┌─ Excerpted data
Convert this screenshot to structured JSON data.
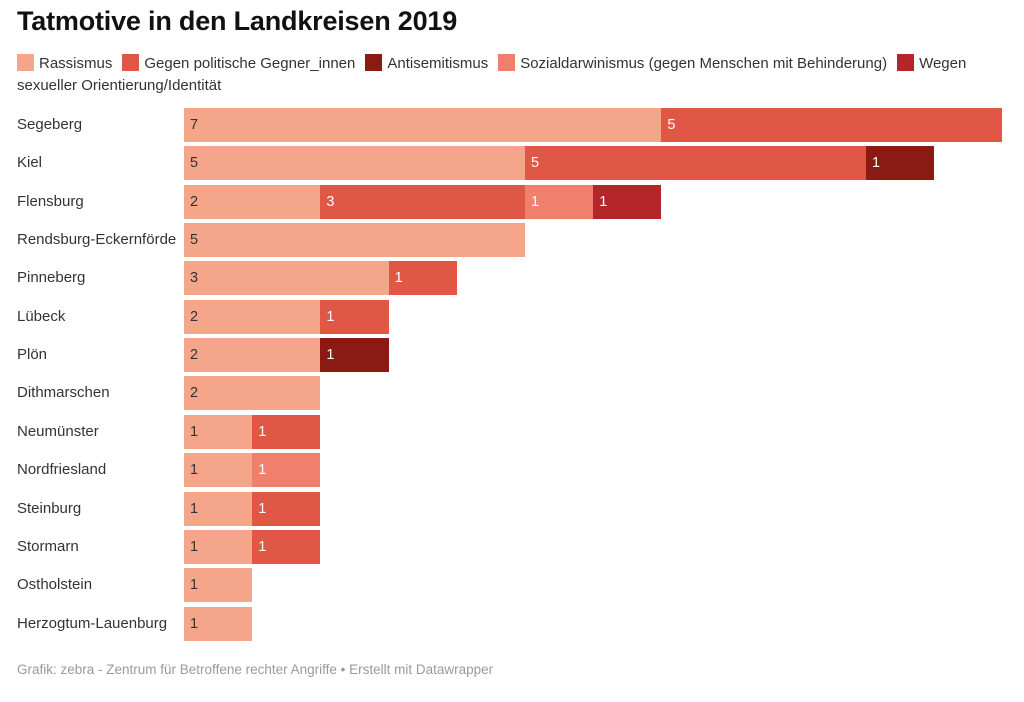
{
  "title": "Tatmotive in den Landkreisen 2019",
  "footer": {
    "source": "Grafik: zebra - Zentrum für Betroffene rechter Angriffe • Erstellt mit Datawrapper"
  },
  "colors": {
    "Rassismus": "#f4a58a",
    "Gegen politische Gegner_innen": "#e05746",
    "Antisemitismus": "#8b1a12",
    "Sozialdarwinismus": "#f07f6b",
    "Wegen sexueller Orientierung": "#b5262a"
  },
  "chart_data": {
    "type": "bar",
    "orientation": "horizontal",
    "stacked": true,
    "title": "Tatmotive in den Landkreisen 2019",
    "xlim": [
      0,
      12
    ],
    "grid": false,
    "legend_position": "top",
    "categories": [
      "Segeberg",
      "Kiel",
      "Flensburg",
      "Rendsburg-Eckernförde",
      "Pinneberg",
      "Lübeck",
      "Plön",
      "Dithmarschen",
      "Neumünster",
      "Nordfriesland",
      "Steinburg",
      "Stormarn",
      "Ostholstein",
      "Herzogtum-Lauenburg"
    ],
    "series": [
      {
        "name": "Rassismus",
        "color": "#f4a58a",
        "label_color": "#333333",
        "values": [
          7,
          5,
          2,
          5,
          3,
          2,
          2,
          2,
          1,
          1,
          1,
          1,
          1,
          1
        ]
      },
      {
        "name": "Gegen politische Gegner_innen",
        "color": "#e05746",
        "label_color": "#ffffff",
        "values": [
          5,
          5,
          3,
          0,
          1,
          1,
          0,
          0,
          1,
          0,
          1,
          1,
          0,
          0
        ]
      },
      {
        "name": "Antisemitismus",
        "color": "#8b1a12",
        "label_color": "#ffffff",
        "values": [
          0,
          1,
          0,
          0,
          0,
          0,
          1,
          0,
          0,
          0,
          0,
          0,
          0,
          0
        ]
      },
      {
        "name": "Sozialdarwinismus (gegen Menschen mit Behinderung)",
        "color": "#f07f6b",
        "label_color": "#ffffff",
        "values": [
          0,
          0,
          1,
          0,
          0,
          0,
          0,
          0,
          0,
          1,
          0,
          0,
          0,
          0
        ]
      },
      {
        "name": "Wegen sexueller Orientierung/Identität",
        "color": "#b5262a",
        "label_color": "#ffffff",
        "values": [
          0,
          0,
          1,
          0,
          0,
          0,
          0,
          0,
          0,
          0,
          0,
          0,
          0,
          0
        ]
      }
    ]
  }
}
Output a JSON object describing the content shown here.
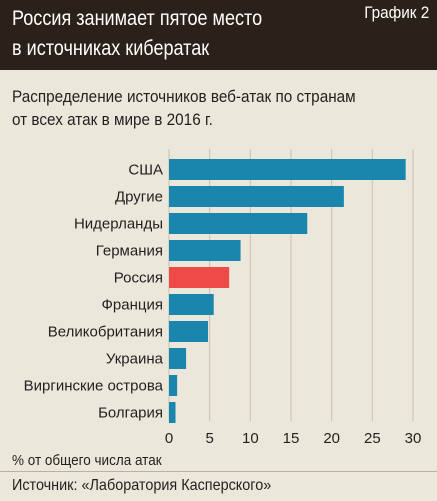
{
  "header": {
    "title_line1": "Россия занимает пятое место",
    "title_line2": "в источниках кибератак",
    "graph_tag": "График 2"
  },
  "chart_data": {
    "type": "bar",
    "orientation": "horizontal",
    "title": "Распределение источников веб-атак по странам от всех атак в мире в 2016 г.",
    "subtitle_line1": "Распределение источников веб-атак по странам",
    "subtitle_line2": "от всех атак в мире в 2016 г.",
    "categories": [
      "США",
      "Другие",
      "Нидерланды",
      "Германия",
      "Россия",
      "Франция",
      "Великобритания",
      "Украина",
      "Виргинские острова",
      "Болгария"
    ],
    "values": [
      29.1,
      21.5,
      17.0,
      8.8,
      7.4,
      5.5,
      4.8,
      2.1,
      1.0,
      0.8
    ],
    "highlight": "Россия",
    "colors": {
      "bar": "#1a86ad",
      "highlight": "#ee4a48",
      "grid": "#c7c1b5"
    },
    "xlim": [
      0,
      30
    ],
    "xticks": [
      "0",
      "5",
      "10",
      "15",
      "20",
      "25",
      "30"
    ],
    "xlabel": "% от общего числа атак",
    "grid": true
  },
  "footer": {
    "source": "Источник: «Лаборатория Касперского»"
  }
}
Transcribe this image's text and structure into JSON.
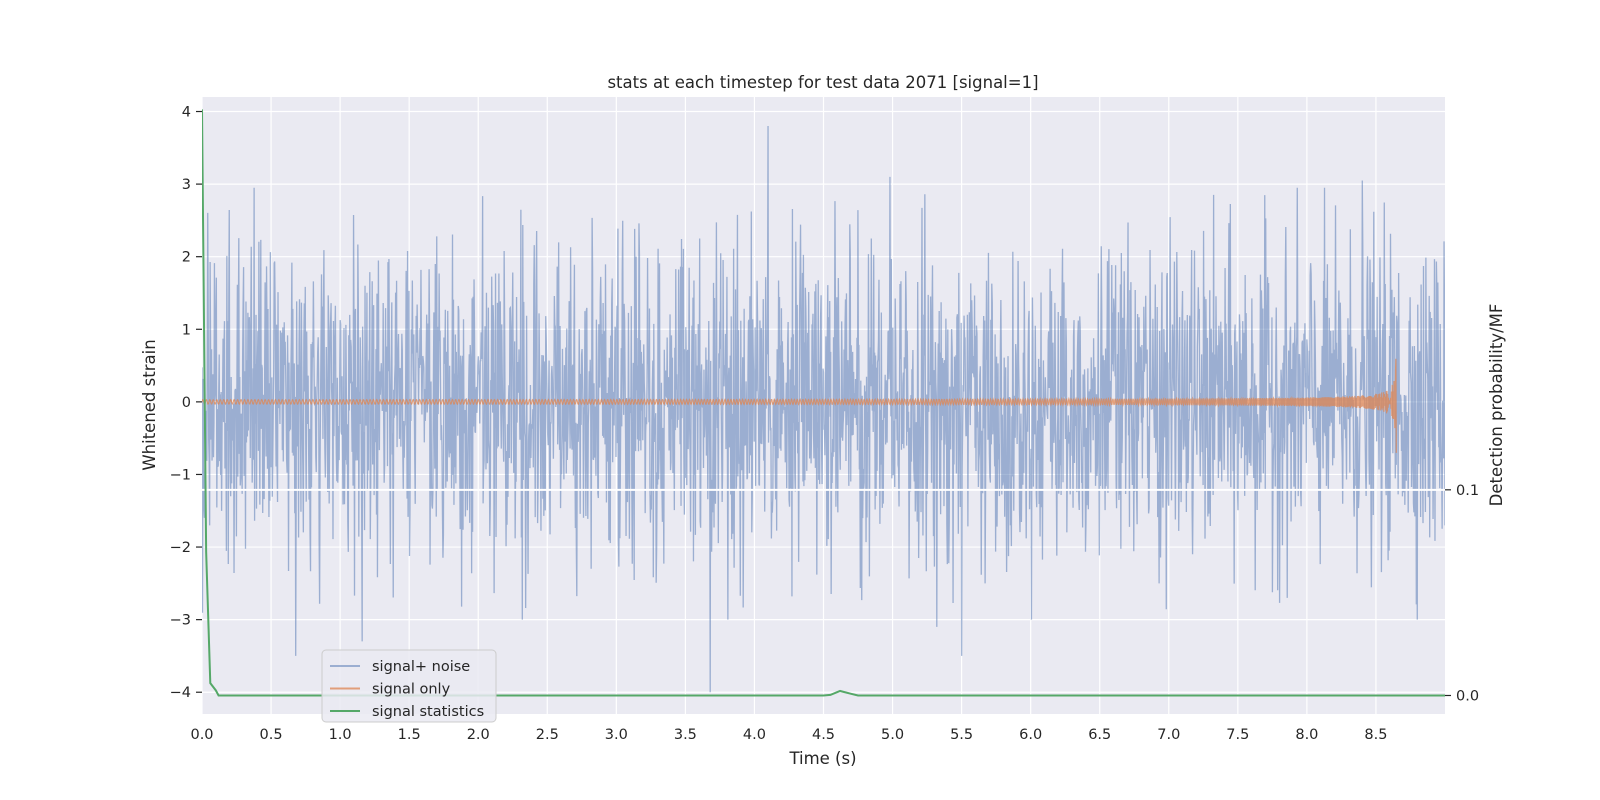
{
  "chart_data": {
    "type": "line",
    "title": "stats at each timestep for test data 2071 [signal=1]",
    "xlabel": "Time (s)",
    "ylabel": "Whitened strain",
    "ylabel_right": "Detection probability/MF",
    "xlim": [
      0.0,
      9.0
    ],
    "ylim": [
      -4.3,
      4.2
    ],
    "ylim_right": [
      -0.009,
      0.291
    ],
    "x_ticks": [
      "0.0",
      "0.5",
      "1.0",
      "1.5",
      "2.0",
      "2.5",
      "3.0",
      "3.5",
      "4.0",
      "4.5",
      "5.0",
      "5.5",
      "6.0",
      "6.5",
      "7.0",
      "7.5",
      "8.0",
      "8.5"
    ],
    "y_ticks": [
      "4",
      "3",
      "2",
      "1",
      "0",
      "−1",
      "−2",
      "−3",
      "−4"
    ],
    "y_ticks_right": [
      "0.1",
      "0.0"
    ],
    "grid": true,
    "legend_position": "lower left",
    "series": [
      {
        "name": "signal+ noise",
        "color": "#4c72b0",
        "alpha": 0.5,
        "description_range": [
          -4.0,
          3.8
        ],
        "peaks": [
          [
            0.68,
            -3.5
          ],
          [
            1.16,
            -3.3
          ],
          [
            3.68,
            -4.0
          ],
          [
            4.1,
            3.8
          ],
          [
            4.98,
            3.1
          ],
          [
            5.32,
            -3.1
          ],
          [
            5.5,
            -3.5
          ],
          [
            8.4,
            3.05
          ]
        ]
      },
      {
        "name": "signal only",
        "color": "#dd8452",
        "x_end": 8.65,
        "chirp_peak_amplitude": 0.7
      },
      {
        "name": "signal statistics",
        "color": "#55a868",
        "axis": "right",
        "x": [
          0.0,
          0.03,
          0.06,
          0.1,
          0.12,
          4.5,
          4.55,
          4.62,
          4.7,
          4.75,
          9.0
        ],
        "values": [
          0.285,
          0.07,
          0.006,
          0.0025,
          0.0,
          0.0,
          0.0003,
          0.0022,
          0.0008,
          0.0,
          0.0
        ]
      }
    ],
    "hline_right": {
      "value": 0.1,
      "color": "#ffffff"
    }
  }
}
└─
Stated exercise | Keep only the lines that hold the string "source", and copy them out.

Solution to this exercise |
    "source": "Grafik: zebra - Zentrum für Betroffene rechter Angriffe • Erstellt mit Datawrapper"
    "source": "Источник: «Лаборатория Касперского»"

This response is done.